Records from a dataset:
= = = = = = =

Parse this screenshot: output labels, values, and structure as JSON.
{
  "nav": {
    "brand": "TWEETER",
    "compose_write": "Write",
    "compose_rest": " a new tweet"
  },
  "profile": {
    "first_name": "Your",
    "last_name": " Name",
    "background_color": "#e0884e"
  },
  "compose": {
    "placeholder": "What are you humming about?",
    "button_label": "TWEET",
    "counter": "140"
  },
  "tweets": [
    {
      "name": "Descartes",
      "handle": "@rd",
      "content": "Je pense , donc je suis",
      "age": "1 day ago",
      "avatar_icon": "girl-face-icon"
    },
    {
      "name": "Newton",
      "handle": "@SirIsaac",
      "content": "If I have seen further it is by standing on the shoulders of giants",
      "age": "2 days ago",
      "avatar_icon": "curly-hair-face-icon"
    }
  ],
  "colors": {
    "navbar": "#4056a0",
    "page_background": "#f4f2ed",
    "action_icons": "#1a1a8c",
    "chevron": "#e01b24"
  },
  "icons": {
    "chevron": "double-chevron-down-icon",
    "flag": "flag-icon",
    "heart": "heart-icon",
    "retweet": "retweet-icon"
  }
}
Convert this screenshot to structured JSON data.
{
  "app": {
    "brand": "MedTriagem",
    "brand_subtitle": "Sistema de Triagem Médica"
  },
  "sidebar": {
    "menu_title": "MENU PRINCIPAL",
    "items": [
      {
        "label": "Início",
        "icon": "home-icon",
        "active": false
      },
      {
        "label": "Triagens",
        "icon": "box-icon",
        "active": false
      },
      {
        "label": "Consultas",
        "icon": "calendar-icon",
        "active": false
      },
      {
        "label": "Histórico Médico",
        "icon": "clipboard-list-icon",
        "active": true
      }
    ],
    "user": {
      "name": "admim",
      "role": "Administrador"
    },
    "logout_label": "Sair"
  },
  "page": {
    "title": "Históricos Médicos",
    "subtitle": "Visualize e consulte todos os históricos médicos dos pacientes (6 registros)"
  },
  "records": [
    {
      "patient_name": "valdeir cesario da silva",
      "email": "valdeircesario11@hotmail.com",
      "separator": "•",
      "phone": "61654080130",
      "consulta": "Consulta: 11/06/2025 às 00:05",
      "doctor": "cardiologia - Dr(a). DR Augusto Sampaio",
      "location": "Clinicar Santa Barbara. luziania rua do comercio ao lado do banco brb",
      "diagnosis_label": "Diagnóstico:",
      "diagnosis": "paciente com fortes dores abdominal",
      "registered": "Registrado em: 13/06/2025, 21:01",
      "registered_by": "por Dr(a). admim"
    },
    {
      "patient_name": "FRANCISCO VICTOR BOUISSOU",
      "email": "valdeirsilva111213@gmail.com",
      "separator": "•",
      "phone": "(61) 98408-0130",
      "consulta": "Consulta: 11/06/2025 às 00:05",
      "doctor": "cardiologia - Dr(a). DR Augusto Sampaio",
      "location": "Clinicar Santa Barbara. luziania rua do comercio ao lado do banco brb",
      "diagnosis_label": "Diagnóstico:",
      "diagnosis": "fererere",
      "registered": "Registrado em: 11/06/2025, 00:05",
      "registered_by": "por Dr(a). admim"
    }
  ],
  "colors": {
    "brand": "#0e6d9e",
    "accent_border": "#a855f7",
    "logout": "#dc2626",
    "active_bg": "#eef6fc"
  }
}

= = = = = = =

▶ WHAT YOU SHOULD DO
Set down the listing above in full, please, exactly as it appears.

▶ RESPONSE TO THE EXERCISE
Parse this screenshot: output labels, values, and structure as JSON.
{
  "nav": {
    "brand": "TWEETER",
    "compose_write": "Write",
    "compose_rest": " a new tweet"
  },
  "profile": {
    "first_name": "Your",
    "last_name": " Name",
    "background_color": "#e0884e"
  },
  "compose": {
    "placeholder": "What are you humming about?",
    "button_label": "TWEET",
    "counter": "140"
  },
  "tweets": [
    {
      "name": "Descartes",
      "handle": "@rd",
      "content": "Je pense , donc je suis",
      "age": "1 day ago",
      "avatar_icon": "girl-face-icon"
    },
    {
      "name": "Newton",
      "handle": "@SirIsaac",
      "content": "If I have seen further it is by standing on the shoulders of giants",
      "age": "2 days ago",
      "avatar_icon": "curly-hair-face-icon"
    }
  ],
  "colors": {
    "navbar": "#4056a0",
    "page_background": "#f4f2ed",
    "action_icons": "#1a1a8c",
    "chevron": "#e01b24"
  },
  "icons": {
    "chevron": "double-chevron-down-icon",
    "flag": "flag-icon",
    "heart": "heart-icon",
    "retweet": "retweet-icon"
  }
}
Convert this screenshot to structured JSON data.
{
  "app": {
    "brand": "MedTriagem",
    "brand_subtitle": "Sistema de Triagem Médica"
  },
  "sidebar": {
    "menu_title": "MENU PRINCIPAL",
    "items": [
      {
        "label": "Início",
        "icon": "home-icon",
        "active": false
      },
      {
        "label": "Triagens",
        "icon": "box-icon",
        "active": false
      },
      {
        "label": "Consultas",
        "icon": "calendar-icon",
        "active": false
      },
      {
        "label": "Histórico Médico",
        "icon": "clipboard-list-icon",
        "active": true
      }
    ],
    "user": {
      "name": "admim",
      "role": "Administrador"
    },
    "logout_label": "Sair"
  },
  "page": {
    "title": "Históricos Médicos",
    "subtitle": "Visualize e consulte todos os históricos médicos dos pacientes (6 registros)"
  },
  "records": [
    {
      "patient_name": "valdeir cesario da silva",
      "email": "valdeircesario11@hotmail.com",
      "separator": "•",
      "phone": "61654080130",
      "consulta": "Consulta: 11/06/2025 às 00:05",
      "doctor": "cardiologia - Dr(a). DR Augusto Sampaio",
      "location": "Clinicar Santa Barbara. luziania rua do comercio ao lado do banco brb",
      "diagnosis_label": "Diagnóstico:",
      "diagnosis": "paciente com fortes dores abdominal",
      "registered": "Registrado em: 13/06/2025, 21:01",
      "registered_by": "por Dr(a). admim"
    },
    {
      "patient_name": "FRANCISCO VICTOR BOUISSOU",
      "email": "valdeirsilva111213@gmail.com",
      "separator": "•",
      "phone": "(61) 98408-0130",
      "consulta": "Consulta: 11/06/2025 às 00:05",
      "doctor": "cardiologia - Dr(a). DR Augusto Sampaio",
      "location": "Clinicar Santa Barbara. luziania rua do comercio ao lado do banco brb",
      "diagnosis_label": "Diagnóstico:",
      "diagnosis": "fererere",
      "registered": "Registrado em: 11/06/2025, 00:05",
      "registered_by": "por Dr(a). admim"
    }
  ],
  "colors": {
    "brand": "#0e6d9e",
    "accent_border": "#a855f7",
    "logout": "#dc2626",
    "active_bg": "#eef6fc"
  }
}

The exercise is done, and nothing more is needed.